● EXERCISE GOAL
Extract every line that contains the word "Курбанова".

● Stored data
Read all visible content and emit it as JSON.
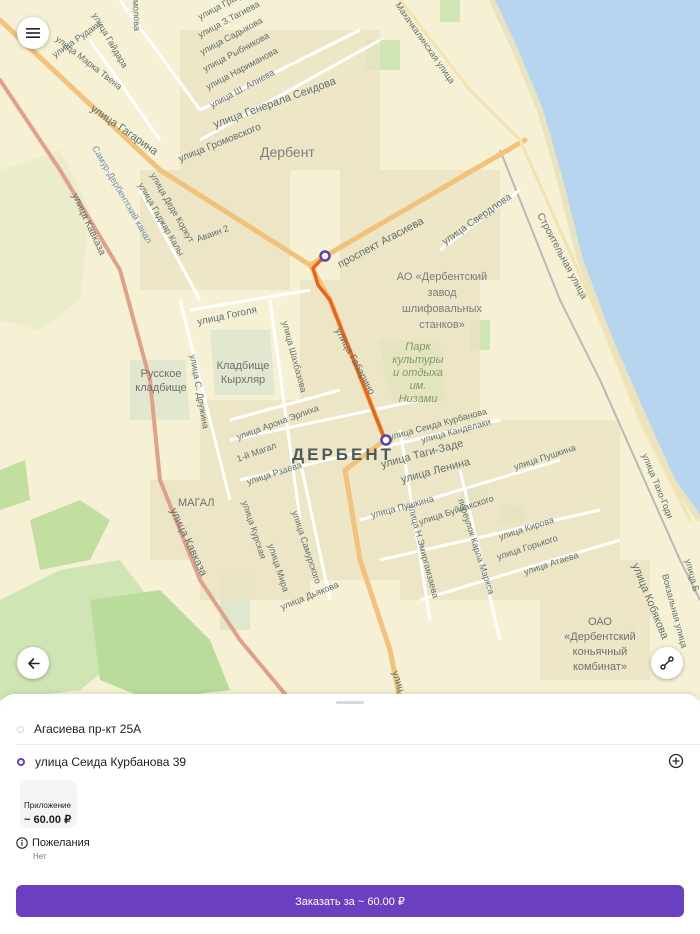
{
  "map": {
    "labels": {
      "city_district": "Дербент",
      "city_main": "ДЕРБЕНТ",
      "street_gagarina": "улица Гагарина",
      "street_kavkaza": "улица Кавказа",
      "street_kavkaza2": "улица Кавказа",
      "prospect_agasieva": "проспект Агасиева",
      "street_gen_seidova": "улица Генерала Сеидова",
      "street_gromovskogo": "улица Громовского",
      "street_aliyeva": "улица Ш. Алиева",
      "street_narimanova": "улица Наримановa",
      "street_rybnikova": "улица Рыбникова",
      "street_sadykova": "улица Садыкова",
      "street_tagieva": "улица З.Тагиева",
      "street_grafa": "улица Графа Б",
      "street_rudaki": "улица Рудаки",
      "street_marka_tvena": "улица Марка Твена",
      "street_gaydar": "улица Гайдара",
      "street_deda_korkut": "улица Деде Коркут",
      "street_gadzhar": "улица Гаджар Калы",
      "street_avain": "Аваин 2",
      "street_sverdlova": "улица Свердлова",
      "street_stroitelnaya": "Строительная улица",
      "street_makhachkalinskaya": "Махачкалинская улица",
      "street_gogolya": "улица Гоголя",
      "street_shaumyana": "улица Шаумяна",
      "street_shakhbazova": "улица Шахбазова",
      "street_gabarino": "улица Габарино",
      "street_arona_erlikha": "улица Арона Эрлиха",
      "street_s_druzhina": "улица С. Дружина",
      "street_1_magal": "1-й Магал",
      "street_rzaeva": "улица Рзаева",
      "street_kurbanova": "улица Сеида Курбанова",
      "street_kandelaki": "улица Канделаки",
      "street_tagi_zade": "улица Таги-Заде",
      "street_lenina": "улица Ленина",
      "street_pushkina": "улица Пушкина",
      "street_pushkina2": "улица Пушкина",
      "street_buinakskogo": "улица Буйнакского",
      "street_kirova": "улица Кирова",
      "street_gorkogo": "улица Горького",
      "street_ataeva": "улица Атаева",
      "street_emirgamzaeva": "улица Н.Эмиргамзаева",
      "street_karla_marksa": "переулок Карла Маркса",
      "street_kurskaya": "улица Курская",
      "street_samurskogo": "улица Самурского",
      "street_mira": "улица Мира",
      "street_dyakova": "улица Дьякова",
      "street_kobyakova": "улица Кобякова",
      "street_taho_godi": "улица Тахо-Годи",
      "street_vokzalnaya": "Вокзальная улица",
      "canal": "Самур-Дербентский канал",
      "magal": "МАГАЛ",
      "zavod_l1": "АО «Дербентский",
      "zavod_l2": "завод",
      "zavod_l3": "шлифовальных",
      "zavod_l4": "станков»",
      "park_l1": "Парк",
      "park_l2": "культуры",
      "park_l3": "и отдыха",
      "park_l4": "им.",
      "park_l5": "Низами",
      "kladbishche_l1": "Кладбище",
      "kladbishche_l2": "Кырхляр",
      "russkoe_l1": "Русское",
      "russkoe_l2": "кладбище",
      "kombinat_l1": "ОАО",
      "kombinat_l2": "«Дербентский",
      "kombinat_l3": "коньячный",
      "kombinat_l4": "комбинат»",
      "street_ulic": "улиц",
      "street_molova": "молова",
      "street_right": "улица Б"
    },
    "colors": {
      "land": "#f6f1d4",
      "water": "#b7d5ef",
      "park": "#cfe5b4",
      "route": "#e8651c",
      "main_road": "#f3c27a",
      "marker": "#5a3fb5"
    }
  },
  "buttons": {
    "menu_icon": "hamburger-icon",
    "back_icon": "arrow-left-icon",
    "route_icon": "route-icon"
  },
  "order": {
    "from_address": "Агасиева пр-кт 25А",
    "to_address": "улица Сеида Курбанова  39",
    "tariff_name": "Приложение",
    "tariff_price": "~ 60.00 ₽",
    "wishes_title": "Пожелания",
    "wishes_value": "Нет",
    "order_button": "Заказать за ~ 60.00 ₽",
    "colors": {
      "from_dot": "#d9d9d9",
      "to_dot": "#6a3fc0",
      "button": "#6a3fc0"
    }
  }
}
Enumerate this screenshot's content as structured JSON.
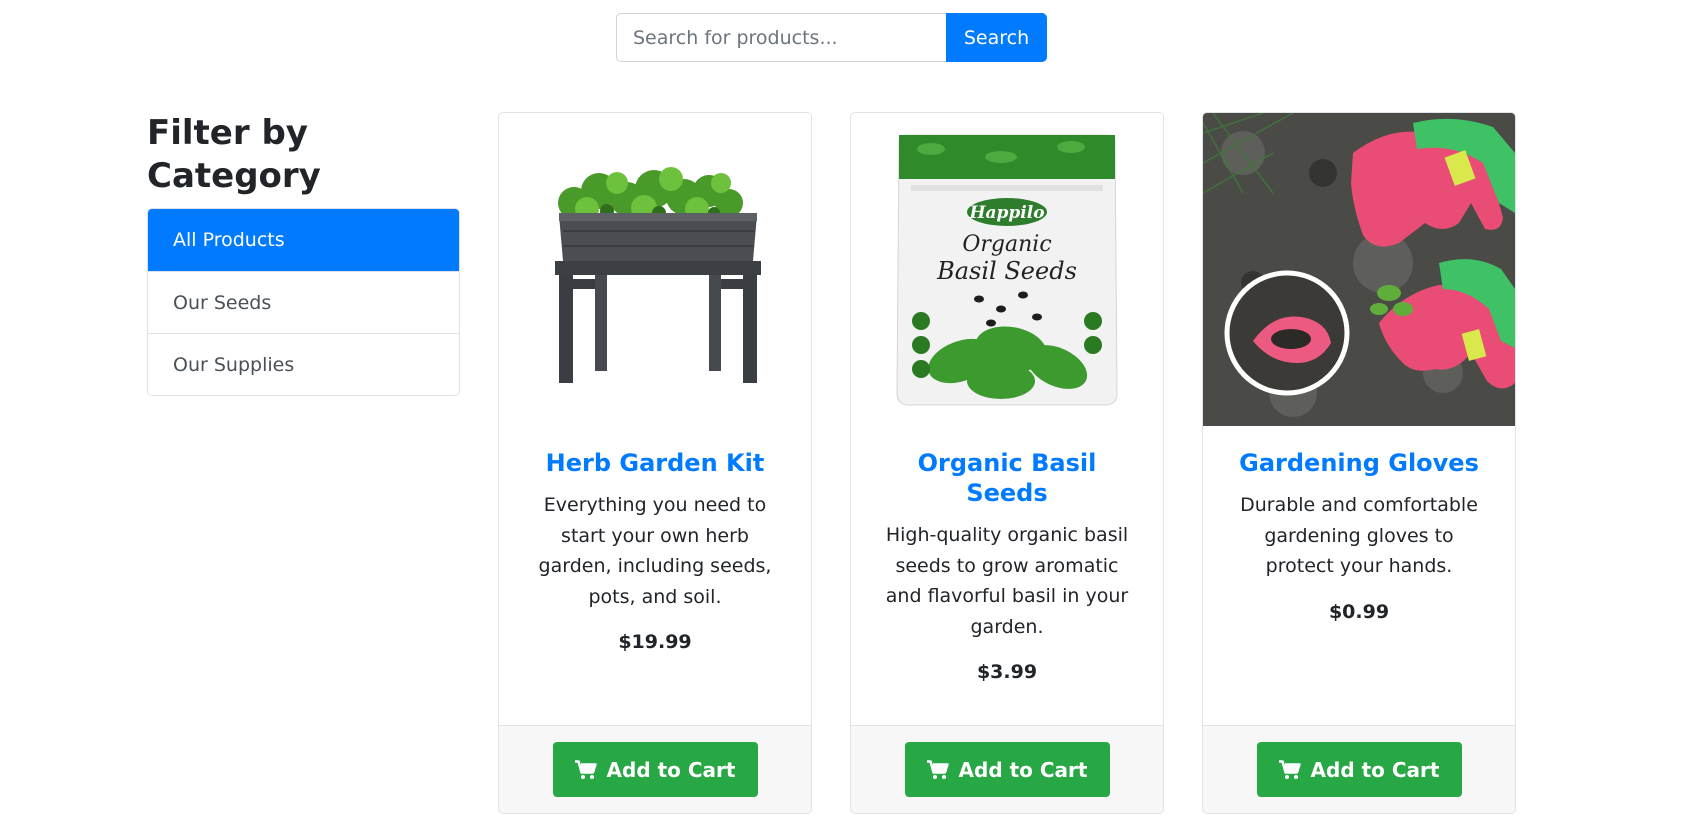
{
  "search": {
    "placeholder": "Search for products...",
    "button_label": "Search"
  },
  "sidebar": {
    "title": "Filter by Category",
    "categories": [
      {
        "label": "All Products",
        "active": true
      },
      {
        "label": "Our Seeds",
        "active": false
      },
      {
        "label": "Our Supplies",
        "active": false
      }
    ]
  },
  "products": [
    {
      "name": "Herb Garden Kit",
      "description": "Everything you need to start your own herb garden, including seeds, pots, and soil.",
      "price": "$19.99",
      "image": "herb-planter-image",
      "cart_label": "Add to Cart"
    },
    {
      "name": "Organic Basil Seeds",
      "description": "High-quality organic basil seeds to grow aromatic and flavorful basil in your garden.",
      "price": "$3.99",
      "image": "basil-seed-pouch-image",
      "cart_label": "Add to Cart",
      "package_brand": "Happilo",
      "package_title": "Organic Basil Seeds"
    },
    {
      "name": "Gardening Gloves",
      "description": "Durable and comfortable gardening gloves to protect your hands.",
      "price": "$0.99",
      "image": "gardening-gloves-image",
      "cart_label": "Add to Cart"
    }
  ],
  "colors": {
    "primary": "#007bff",
    "success": "#28a745",
    "text": "#212529",
    "border": "#dee2e6",
    "footer_bg": "#f7f7f7"
  },
  "icons": {
    "cart": "shopping-cart-icon"
  }
}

● FINAL RESULT
      "street_kurbanova": "улица Сеида Курбанова",
    "to_address": "улица Сеида Курбанова  39",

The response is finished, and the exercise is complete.